-- BEGIN Data lines --

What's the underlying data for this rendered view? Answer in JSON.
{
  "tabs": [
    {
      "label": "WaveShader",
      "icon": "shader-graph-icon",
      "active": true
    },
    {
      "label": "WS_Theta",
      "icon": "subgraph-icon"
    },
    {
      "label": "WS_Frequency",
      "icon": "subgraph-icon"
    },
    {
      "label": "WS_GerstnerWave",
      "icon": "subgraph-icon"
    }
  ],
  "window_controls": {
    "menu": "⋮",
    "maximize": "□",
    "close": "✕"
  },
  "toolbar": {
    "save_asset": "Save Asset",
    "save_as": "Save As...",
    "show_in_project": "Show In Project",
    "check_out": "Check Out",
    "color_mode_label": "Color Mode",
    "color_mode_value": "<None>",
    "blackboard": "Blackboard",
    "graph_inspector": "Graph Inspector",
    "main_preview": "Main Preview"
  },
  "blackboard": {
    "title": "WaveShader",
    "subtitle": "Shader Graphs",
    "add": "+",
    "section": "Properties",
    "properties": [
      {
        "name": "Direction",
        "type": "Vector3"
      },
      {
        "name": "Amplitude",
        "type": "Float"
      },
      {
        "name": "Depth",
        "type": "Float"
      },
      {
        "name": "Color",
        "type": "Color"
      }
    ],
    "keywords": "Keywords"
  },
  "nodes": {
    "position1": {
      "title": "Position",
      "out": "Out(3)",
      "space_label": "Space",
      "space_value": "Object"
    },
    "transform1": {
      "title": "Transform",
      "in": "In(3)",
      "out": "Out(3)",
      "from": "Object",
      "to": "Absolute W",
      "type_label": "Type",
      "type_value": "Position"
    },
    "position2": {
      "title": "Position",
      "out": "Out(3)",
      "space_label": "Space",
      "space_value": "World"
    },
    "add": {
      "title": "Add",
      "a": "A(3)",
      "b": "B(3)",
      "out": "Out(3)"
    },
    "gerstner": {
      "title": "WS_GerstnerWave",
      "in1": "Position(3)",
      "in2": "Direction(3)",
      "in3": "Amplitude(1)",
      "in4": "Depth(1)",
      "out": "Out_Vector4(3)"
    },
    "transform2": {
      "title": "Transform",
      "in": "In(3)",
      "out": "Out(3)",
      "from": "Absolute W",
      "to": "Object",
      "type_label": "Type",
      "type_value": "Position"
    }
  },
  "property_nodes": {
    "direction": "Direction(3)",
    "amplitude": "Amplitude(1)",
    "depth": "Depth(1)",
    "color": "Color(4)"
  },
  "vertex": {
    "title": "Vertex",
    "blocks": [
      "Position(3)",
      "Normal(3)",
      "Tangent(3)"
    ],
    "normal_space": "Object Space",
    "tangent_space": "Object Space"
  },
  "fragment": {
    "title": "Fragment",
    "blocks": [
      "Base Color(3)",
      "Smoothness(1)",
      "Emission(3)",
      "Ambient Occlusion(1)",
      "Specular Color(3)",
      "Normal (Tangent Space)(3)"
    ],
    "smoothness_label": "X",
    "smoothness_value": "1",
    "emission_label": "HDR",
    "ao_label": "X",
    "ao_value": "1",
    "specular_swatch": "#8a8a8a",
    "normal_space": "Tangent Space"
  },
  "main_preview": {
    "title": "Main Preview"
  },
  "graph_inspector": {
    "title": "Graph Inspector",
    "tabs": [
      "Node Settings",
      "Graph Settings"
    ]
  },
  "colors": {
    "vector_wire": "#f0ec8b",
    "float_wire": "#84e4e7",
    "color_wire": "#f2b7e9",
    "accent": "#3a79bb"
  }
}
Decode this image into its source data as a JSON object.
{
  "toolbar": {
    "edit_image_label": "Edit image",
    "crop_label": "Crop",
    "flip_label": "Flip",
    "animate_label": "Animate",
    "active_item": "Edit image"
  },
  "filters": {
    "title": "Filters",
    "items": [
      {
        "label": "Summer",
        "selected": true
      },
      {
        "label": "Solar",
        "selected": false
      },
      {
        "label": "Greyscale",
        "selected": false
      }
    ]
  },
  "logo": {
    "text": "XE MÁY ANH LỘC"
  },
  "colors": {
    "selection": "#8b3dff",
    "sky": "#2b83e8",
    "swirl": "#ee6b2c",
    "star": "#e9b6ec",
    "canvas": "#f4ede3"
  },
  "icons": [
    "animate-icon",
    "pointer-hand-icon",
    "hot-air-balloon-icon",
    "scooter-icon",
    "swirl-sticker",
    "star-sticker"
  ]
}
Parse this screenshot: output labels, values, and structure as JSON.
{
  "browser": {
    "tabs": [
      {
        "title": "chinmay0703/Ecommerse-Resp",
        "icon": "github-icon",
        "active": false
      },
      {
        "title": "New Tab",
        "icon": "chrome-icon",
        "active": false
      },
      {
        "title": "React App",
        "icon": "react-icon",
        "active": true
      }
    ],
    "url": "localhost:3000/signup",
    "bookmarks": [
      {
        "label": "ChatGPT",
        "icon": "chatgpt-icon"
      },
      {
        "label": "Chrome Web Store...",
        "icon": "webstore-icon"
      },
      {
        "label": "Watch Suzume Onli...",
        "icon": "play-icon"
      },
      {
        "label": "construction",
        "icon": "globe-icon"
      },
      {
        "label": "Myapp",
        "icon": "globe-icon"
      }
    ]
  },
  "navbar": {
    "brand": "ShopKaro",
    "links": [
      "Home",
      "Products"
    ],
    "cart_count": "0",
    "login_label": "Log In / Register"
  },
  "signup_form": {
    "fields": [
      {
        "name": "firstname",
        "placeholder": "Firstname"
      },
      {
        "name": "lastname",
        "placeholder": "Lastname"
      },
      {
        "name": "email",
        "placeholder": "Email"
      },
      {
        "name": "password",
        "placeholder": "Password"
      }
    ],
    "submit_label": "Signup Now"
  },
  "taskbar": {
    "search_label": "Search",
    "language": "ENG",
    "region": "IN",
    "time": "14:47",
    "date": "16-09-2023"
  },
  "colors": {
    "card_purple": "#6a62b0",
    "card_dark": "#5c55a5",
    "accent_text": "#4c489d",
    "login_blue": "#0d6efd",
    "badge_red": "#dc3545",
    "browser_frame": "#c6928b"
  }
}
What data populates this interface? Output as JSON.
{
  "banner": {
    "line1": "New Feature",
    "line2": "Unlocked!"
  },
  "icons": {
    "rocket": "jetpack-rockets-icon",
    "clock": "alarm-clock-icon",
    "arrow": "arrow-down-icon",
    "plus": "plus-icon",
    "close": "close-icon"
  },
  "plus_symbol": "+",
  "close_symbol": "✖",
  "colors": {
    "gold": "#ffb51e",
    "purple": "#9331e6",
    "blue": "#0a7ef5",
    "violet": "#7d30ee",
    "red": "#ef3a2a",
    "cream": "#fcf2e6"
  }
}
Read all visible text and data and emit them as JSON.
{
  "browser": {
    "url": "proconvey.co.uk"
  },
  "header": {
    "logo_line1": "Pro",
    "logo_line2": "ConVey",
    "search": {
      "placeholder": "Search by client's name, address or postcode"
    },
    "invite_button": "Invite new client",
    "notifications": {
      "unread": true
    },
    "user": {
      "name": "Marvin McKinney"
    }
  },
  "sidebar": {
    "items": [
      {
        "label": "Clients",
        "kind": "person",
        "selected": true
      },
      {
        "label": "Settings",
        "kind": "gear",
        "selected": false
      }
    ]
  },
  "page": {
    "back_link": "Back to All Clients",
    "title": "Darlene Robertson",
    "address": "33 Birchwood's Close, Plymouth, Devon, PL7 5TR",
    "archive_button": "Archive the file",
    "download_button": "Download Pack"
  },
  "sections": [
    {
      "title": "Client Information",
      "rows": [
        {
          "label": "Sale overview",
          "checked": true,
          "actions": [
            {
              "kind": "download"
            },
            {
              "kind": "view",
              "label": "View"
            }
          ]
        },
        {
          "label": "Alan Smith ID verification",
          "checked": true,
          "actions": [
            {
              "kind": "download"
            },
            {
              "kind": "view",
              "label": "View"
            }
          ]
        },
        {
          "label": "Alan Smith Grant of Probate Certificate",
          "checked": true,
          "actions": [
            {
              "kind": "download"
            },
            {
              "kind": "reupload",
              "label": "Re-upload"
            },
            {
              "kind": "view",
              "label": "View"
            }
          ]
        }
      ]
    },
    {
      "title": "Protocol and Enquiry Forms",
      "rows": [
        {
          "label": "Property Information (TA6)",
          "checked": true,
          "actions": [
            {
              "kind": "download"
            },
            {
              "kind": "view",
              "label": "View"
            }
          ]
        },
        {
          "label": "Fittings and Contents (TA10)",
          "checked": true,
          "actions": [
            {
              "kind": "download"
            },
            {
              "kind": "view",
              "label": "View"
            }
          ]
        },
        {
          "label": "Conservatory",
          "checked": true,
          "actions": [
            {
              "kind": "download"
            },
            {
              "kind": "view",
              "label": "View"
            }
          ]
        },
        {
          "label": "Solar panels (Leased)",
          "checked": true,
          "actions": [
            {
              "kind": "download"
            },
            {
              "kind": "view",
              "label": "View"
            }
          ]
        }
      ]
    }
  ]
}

-- END Data lines --

## What to do:
Select and copy every line from the records that includes the word "Amplitude".

## Output of the task:
        "name": "Amplitude",
      "in3": "Amplitude(1)",
    "amplitude": "Amplitude(1)",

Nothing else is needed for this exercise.